* _Required work_
Transcribe the entries that follow exactly as they appear, minus pictures.

-------- Records for this task --------

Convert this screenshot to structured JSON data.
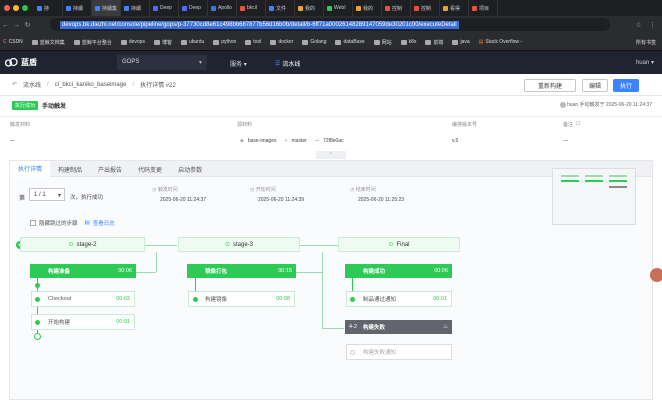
{
  "browser": {
    "tabs": [
      {
        "label": "持"
      },
      {
        "label": "持續"
      },
      {
        "label": "持續集"
      },
      {
        "label": "持續"
      },
      {
        "label": "Deep"
      },
      {
        "label": "Deep"
      },
      {
        "label": "Apollo"
      },
      {
        "label": "bkcil"
      },
      {
        "label": "文件"
      },
      {
        "label": "我的"
      },
      {
        "label": "WebI"
      },
      {
        "label": "我的"
      },
      {
        "label": "控制"
      },
      {
        "label": "控制"
      },
      {
        "label": "看得"
      },
      {
        "label": "项目"
      }
    ],
    "url": "devops.bk.diezhi.net/console/pipeline/gops/p-37730cd8e61c498bb687877b56d16b0b/detail/b-6ff71a00026148289147059de30201c00/executeDetail",
    "bookmarks": [
      {
        "label": "CSDN"
      },
      {
        "label": "蓝鲸文档集"
      },
      {
        "label": "蓝鲸平台整合"
      },
      {
        "label": "devops"
      },
      {
        "label": "博客"
      },
      {
        "label": "ubuntu"
      },
      {
        "label": "python"
      },
      {
        "label": "tool"
      },
      {
        "label": "docker"
      },
      {
        "label": "Golang"
      },
      {
        "label": "dataBase"
      },
      {
        "label": "网站"
      },
      {
        "label": "k8s"
      },
      {
        "label": "前端"
      },
      {
        "label": "java"
      },
      {
        "label": "Stack Overflow -"
      }
    ],
    "bookmarks_more": "所有书签"
  },
  "topnav": {
    "logo": "蓝盾",
    "project": "GOPS",
    "services": "服务",
    "pipeline": "流水线",
    "user": "huan"
  },
  "breadcrumb": {
    "root": "流水线",
    "pipeline": "ci_bkci_kaniko_baseimage",
    "detail": "执行详情 #22"
  },
  "actions": {
    "rebuild": "重新构建",
    "edit": "编辑",
    "execute": "执行"
  },
  "status": {
    "badge": "执行成功",
    "trigger": "手动触发",
    "trigger_info": "huan 手动触发于 2025-06-20 11:24:37"
  },
  "meta": {
    "material_label": "触发材料",
    "material_value": "—",
    "source_label": "源材料",
    "repo": "base-images",
    "branch": "master",
    "commit": "72f8e0ac",
    "version_label": "编排版本号",
    "version_value": "v.5",
    "remark_label": "备注",
    "remark_value": "—"
  },
  "tabs": [
    {
      "label": "执行详情"
    },
    {
      "label": "构建制品"
    },
    {
      "label": "产出报告"
    },
    {
      "label": "代码变更"
    },
    {
      "label": "启动参数"
    }
  ],
  "exec": {
    "prefix": "第",
    "select": "1 / 1",
    "suffix": "次，执行成功",
    "queue_label": "触发时间",
    "queue_time": "2025-06-20 11:24:37",
    "start_label": "开始时间",
    "start_time": "2025-06-20 11:24:39",
    "end_label": "结束时间",
    "end_time": "2025-06-20 11:25:23",
    "skip_label": "隐藏跳过的步骤",
    "log_label": "查看日志"
  },
  "stages": [
    {
      "name": "stage-2",
      "job": "构建准备",
      "job_time": "00:06",
      "elements": [
        {
          "name": "Checkout",
          "time": "00:02"
        },
        {
          "name": "开始构建",
          "time": "00:01"
        }
      ]
    },
    {
      "name": "stage-3",
      "job": "镜像打包",
      "job_time": "00:15",
      "elements": [
        {
          "name": "构建镜像",
          "time": "00:08"
        }
      ]
    },
    {
      "name": "Final",
      "job": "构建成功",
      "job_time": "00:06",
      "elements": [
        {
          "name": "制品通过通知",
          "time": "00:01"
        }
      ],
      "fail_job_index": "4-2",
      "fail_job": "构建失败",
      "fail_element": "构建失败通知"
    }
  ],
  "colors": {
    "success": "#2dcb56",
    "primary": "#3a84ff",
    "nav": "#1f2430",
    "fail": "#63656e"
  }
}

--------

* _Output for this task_
Convert this screenshot to structured JSON data.
{
  "browser": {
    "tabs": [
      {
        "label": "持"
      },
      {
        "label": "持續"
      },
      {
        "label": "持續集"
      },
      {
        "label": "持續"
      },
      {
        "label": "Deep"
      },
      {
        "label": "Deep"
      },
      {
        "label": "Apollo"
      },
      {
        "label": "bkcil"
      },
      {
        "label": "文件"
      },
      {
        "label": "我的"
      },
      {
        "label": "WebI"
      },
      {
        "label": "我的"
      },
      {
        "label": "控制"
      },
      {
        "label": "控制"
      },
      {
        "label": "看得"
      },
      {
        "label": "项目"
      }
    ],
    "url": "devops.bk.diezhi.net/console/pipeline/gops/p-37730cd8e61c498bb687877b56d16b0b/detail/b-6ff71a00026148289147059de30201c00/executeDetail",
    "bookmarks": [
      {
        "label": "CSDN"
      },
      {
        "label": "蓝鲸文档集"
      },
      {
        "label": "蓝鲸平台整合"
      },
      {
        "label": "devops"
      },
      {
        "label": "博客"
      },
      {
        "label": "ubuntu"
      },
      {
        "label": "python"
      },
      {
        "label": "tool"
      },
      {
        "label": "docker"
      },
      {
        "label": "Golang"
      },
      {
        "label": "dataBase"
      },
      {
        "label": "网站"
      },
      {
        "label": "k8s"
      },
      {
        "label": "前端"
      },
      {
        "label": "java"
      },
      {
        "label": "Stack Overflow -"
      }
    ],
    "bookmarks_more": "所有书签"
  },
  "topnav": {
    "logo": "蓝盾",
    "project": "GOPS",
    "services": "服务",
    "pipeline": "流水线",
    "user": "huan"
  },
  "breadcrumb": {
    "root": "流水线",
    "pipeline": "ci_bkci_kaniko_baseimage",
    "detail": "执行详情 #22"
  },
  "actions": {
    "rebuild": "重新构建",
    "edit": "编辑",
    "execute": "执行"
  },
  "status": {
    "badge": "执行成功",
    "trigger": "手动触发",
    "trigger_info": "huan 手动触发于 2025-06-20 11:24:37"
  },
  "meta": {
    "material_label": "触发材料",
    "material_value": "—",
    "source_label": "源材料",
    "repo": "base-images",
    "branch": "master",
    "commit": "72f8e0ac",
    "version_label": "编排版本号",
    "version_value": "v.5",
    "remark_label": "备注",
    "remark_value": "—"
  },
  "tabs": [
    {
      "label": "执行详情"
    },
    {
      "label": "构建制品"
    },
    {
      "label": "产出报告"
    },
    {
      "label": "代码变更"
    },
    {
      "label": "启动参数"
    }
  ],
  "exec": {
    "prefix": "第",
    "select": "1 / 1",
    "suffix": "次，执行成功",
    "queue_label": "触发时间",
    "queue_time": "2025-06-20 11:24:37",
    "start_label": "开始时间",
    "start_time": "2025-06-20 11:24:39",
    "end_label": "结束时间",
    "end_time": "2025-06-20 11:25:23",
    "skip_label": "隐藏跳过的步骤",
    "log_label": "查看日志"
  },
  "stages": [
    {
      "name": "stage-2",
      "job": "构建准备",
      "job_time": "00:06",
      "elements": [
        {
          "name": "Checkout",
          "time": "00:02"
        },
        {
          "name": "开始构建",
          "time": "00:01"
        }
      ]
    },
    {
      "name": "stage-3",
      "job": "镜像打包",
      "job_time": "00:15",
      "elements": [
        {
          "name": "构建镜像",
          "time": "00:08"
        }
      ]
    },
    {
      "name": "Final",
      "job": "构建成功",
      "job_time": "00:06",
      "elements": [
        {
          "name": "制品通过通知",
          "time": "00:01"
        }
      ],
      "fail_job_index": "4-2",
      "fail_job": "构建失败",
      "fail_element": "构建失败通知"
    }
  ],
  "colors": {
    "success": "#2dcb56",
    "primary": "#3a84ff",
    "nav": "#1f2430",
    "fail": "#63656e"
  }
}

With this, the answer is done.